Prompt
Are you able to retype all the records below exactly?

Task input

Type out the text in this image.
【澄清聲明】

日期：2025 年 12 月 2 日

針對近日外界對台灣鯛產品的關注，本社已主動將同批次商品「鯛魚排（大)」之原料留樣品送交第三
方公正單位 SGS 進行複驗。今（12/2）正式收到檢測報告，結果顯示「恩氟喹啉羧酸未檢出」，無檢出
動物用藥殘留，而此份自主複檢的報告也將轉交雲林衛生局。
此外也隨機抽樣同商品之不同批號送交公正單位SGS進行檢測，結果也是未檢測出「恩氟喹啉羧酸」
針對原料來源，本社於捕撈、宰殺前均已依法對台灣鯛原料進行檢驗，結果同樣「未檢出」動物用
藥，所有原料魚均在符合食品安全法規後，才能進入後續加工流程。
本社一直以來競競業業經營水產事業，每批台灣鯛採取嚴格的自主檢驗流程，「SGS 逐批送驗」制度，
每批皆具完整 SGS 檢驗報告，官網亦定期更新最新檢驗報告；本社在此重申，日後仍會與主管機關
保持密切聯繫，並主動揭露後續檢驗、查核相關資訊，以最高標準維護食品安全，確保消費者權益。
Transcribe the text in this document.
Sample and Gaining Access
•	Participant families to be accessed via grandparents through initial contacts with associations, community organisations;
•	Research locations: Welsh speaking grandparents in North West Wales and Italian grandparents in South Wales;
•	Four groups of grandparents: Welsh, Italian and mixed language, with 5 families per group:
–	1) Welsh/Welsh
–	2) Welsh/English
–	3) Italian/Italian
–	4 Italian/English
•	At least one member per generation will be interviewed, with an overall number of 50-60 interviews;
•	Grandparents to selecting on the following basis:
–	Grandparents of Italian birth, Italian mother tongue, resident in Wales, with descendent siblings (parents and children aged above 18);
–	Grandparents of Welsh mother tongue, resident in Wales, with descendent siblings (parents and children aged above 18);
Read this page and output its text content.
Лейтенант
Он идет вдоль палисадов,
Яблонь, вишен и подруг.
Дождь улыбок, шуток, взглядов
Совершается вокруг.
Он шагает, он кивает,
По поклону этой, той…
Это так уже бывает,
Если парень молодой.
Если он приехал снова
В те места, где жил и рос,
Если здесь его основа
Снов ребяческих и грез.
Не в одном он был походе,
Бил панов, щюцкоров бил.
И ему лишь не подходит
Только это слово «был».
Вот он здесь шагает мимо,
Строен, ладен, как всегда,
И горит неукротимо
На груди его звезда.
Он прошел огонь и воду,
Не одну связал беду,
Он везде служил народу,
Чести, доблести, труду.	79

Task response
Type out the text in this image.
【澄清聲明】

日期：2025 年 12 月 2 日

針對近日外界對台灣鯛產品的關注，本社已主動將同批次商品「鯛魚排（大)」之原料留樣品送交第三
方公正單位 SGS 進行複驗。今（12/2）正式收到檢測報告，結果顯示「恩氟喹啉羧酸未檢出」，無檢出
動物用藥殘留，而此份自主複檢的報告也將轉交雲林衛生局。
此外也隨機抽樣同商品之不同批號送交公正單位SGS進行檢測，結果也是未檢測出「恩氟喹啉羧酸」
針對原料來源，本社於捕撈、宰殺前均已依法對台灣鯛原料進行檢驗，結果同樣「未檢出」動物用
藥，所有原料魚均在符合食品安全法規後，才能進入後續加工流程。
本社一直以來競競業業經營水產事業，每批台灣鯛採取嚴格的自主檢驗流程，「SGS 逐批送驗」制度，
每批皆具完整 SGS 檢驗報告，官網亦定期更新最新檢驗報告；本社在此重申，日後仍會與主管機關
保持密切聯繫，並主動揭露後續檢驗、查核相關資訊，以最高標準維護食品安全，確保消費者權益。
Transcribe the text in this document.
Sample and Gaining Access
•	Participant families to be accessed via grandparents through initial contacts with associations, community organisations;
•	Research locations: Welsh speaking grandparents in North West Wales and Italian grandparents in South Wales;
•	Four groups of grandparents: Welsh, Italian and mixed language, with 5 families per group:
–	1) Welsh/Welsh
–	2) Welsh/English
–	3) Italian/Italian
–	4 Italian/English
•	At least one member per generation will be interviewed, with an overall number of 50-60 interviews;
•	Grandparents to selecting on the following basis:
–	Grandparents of Italian birth, Italian mother tongue, resident in Wales, with descendent siblings (parents and children aged above 18);
–	Grandparents of Welsh mother tongue, resident in Wales, with descendent siblings (parents and children aged above 18);
Read this page and output its text content.
Лейтенант
Он идет вдоль палисадов,
Яблонь, вишен и подруг.
Дождь улыбок, шуток, взглядов
Совершается вокруг.
Он шагает, он кивает,
По поклону этой, той…
Это так уже бывает,
Если парень молодой.
Если он приехал снова
В те места, где жил и рос,
Если здесь его основа
Снов ребяческих и грез.
Не в одном он был походе,
Бил панов, щюцкоров бил.
И ему лишь не подходит
Только это слово «был».
Вот он здесь шагает мимо,
Строен, ладен, как всегда,
И горит неукротимо
На груди его звезда.
Он прошел огонь и воду,
Не одну связал беду,
Он везде служил народу,
Чести, доблести, труду.	79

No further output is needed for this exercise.